WRITTEN EXERCISE | Each line of the material below should be reproduced exactly.

(Data records)
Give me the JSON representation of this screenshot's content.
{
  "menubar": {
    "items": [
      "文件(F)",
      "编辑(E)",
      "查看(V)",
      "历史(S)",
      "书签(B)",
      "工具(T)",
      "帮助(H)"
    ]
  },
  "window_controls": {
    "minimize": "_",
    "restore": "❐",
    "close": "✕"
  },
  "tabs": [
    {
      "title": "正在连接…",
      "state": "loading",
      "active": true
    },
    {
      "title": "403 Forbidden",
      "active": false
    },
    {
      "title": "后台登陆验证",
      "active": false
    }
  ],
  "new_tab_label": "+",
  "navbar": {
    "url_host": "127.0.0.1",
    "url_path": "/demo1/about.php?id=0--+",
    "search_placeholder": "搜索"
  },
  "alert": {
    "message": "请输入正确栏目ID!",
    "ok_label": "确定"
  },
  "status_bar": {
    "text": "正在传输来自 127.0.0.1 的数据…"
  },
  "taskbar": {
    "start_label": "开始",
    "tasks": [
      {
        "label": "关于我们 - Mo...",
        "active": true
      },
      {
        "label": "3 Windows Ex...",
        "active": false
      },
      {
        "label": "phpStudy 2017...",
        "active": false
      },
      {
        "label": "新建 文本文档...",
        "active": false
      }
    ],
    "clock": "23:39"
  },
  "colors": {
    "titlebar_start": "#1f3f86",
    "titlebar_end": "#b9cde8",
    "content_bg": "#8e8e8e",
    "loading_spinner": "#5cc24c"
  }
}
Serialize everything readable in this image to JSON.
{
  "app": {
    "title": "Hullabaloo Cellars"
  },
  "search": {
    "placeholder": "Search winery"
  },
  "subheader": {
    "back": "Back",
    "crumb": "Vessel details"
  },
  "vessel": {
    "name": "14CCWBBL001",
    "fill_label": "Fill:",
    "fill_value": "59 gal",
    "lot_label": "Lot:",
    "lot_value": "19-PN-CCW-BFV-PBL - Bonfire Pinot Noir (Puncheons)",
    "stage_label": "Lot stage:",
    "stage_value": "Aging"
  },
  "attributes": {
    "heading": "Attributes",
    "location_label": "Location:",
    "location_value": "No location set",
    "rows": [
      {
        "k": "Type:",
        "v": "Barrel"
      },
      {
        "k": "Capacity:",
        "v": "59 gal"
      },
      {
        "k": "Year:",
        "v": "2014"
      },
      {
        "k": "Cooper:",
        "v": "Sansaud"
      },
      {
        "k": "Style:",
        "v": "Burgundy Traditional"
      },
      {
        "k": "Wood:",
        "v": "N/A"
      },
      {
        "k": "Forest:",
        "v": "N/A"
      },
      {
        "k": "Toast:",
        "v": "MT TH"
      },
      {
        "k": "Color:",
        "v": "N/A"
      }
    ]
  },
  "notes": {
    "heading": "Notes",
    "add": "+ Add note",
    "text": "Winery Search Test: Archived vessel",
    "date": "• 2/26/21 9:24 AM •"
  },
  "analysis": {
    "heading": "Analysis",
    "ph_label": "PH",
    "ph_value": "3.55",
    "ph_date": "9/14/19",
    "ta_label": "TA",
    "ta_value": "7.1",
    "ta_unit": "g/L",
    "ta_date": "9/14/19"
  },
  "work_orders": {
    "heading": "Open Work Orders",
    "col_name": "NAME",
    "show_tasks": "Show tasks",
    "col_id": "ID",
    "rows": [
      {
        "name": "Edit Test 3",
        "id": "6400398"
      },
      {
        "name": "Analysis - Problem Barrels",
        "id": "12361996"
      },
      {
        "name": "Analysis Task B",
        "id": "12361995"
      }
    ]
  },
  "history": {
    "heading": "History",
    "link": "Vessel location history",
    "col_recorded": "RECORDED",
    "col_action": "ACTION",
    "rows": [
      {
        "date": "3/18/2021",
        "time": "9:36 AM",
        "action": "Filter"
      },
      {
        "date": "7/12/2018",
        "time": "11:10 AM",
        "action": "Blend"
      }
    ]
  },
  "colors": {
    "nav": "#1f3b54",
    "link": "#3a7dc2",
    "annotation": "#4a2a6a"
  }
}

EXERCISE RESULT |
Give me the JSON representation of this screenshot's content.
{
  "menubar": {
    "items": [
      "文件(F)",
      "编辑(E)",
      "查看(V)",
      "历史(S)",
      "书签(B)",
      "工具(T)",
      "帮助(H)"
    ]
  },
  "window_controls": {
    "minimize": "_",
    "restore": "❐",
    "close": "✕"
  },
  "tabs": [
    {
      "title": "正在连接…",
      "state": "loading",
      "active": true
    },
    {
      "title": "403 Forbidden",
      "active": false
    },
    {
      "title": "后台登陆验证",
      "active": false
    }
  ],
  "new_tab_label": "+",
  "navbar": {
    "url_host": "127.0.0.1",
    "url_path": "/demo1/about.php?id=0--+",
    "search_placeholder": "搜索"
  },
  "alert": {
    "message": "请输入正确栏目ID!",
    "ok_label": "确定"
  },
  "status_bar": {
    "text": "正在传输来自 127.0.0.1 的数据…"
  },
  "taskbar": {
    "start_label": "开始",
    "tasks": [
      {
        "label": "关于我们 - Mo...",
        "active": true
      },
      {
        "label": "3 Windows Ex...",
        "active": false
      },
      {
        "label": "phpStudy 2017...",
        "active": false
      },
      {
        "label": "新建 文本文档...",
        "active": false
      }
    ],
    "clock": "23:39"
  },
  "colors": {
    "titlebar_start": "#1f3f86",
    "titlebar_end": "#b9cde8",
    "content_bg": "#8e8e8e",
    "loading_spinner": "#5cc24c"
  }
}
Serialize everything readable in this image to JSON.
{
  "app": {
    "title": "Hullabaloo Cellars"
  },
  "search": {
    "placeholder": "Search winery"
  },
  "subheader": {
    "back": "Back",
    "crumb": "Vessel details"
  },
  "vessel": {
    "name": "14CCWBBL001",
    "fill_label": "Fill:",
    "fill_value": "59 gal",
    "lot_label": "Lot:",
    "lot_value": "19-PN-CCW-BFV-PBL - Bonfire Pinot Noir (Puncheons)",
    "stage_label": "Lot stage:",
    "stage_value": "Aging"
  },
  "attributes": {
    "heading": "Attributes",
    "location_label": "Location:",
    "location_value": "No location set",
    "rows": [
      {
        "k": "Type:",
        "v": "Barrel"
      },
      {
        "k": "Capacity:",
        "v": "59 gal"
      },
      {
        "k": "Year:",
        "v": "2014"
      },
      {
        "k": "Cooper:",
        "v": "Sansaud"
      },
      {
        "k": "Style:",
        "v": "Burgundy Traditional"
      },
      {
        "k": "Wood:",
        "v": "N/A"
      },
      {
        "k": "Forest:",
        "v": "N/A"
      },
      {
        "k": "Toast:",
        "v": "MT TH"
      },
      {
        "k": "Color:",
        "v": "N/A"
      }
    ]
  },
  "notes": {
    "heading": "Notes",
    "add": "+ Add note",
    "text": "Winery Search Test: Archived vessel",
    "date": "• 2/26/21 9:24 AM •"
  },
  "analysis": {
    "heading": "Analysis",
    "ph_label": "PH",
    "ph_value": "3.55",
    "ph_date": "9/14/19",
    "ta_label": "TA",
    "ta_value": "7.1",
    "ta_unit": "g/L",
    "ta_date": "9/14/19"
  },
  "work_orders": {
    "heading": "Open Work Orders",
    "col_name": "NAME",
    "show_tasks": "Show tasks",
    "col_id": "ID",
    "rows": [
      {
        "name": "Edit Test 3",
        "id": "6400398"
      },
      {
        "name": "Analysis - Problem Barrels",
        "id": "12361996"
      },
      {
        "name": "Analysis Task B",
        "id": "12361995"
      }
    ]
  },
  "history": {
    "heading": "History",
    "link": "Vessel location history",
    "col_recorded": "RECORDED",
    "col_action": "ACTION",
    "rows": [
      {
        "date": "3/18/2021",
        "time": "9:36 AM",
        "action": "Filter"
      },
      {
        "date": "7/12/2018",
        "time": "11:10 AM",
        "action": "Blend"
      }
    ]
  },
  "colors": {
    "nav": "#1f3b54",
    "link": "#3a7dc2",
    "annotation": "#4a2a6a"
  }
}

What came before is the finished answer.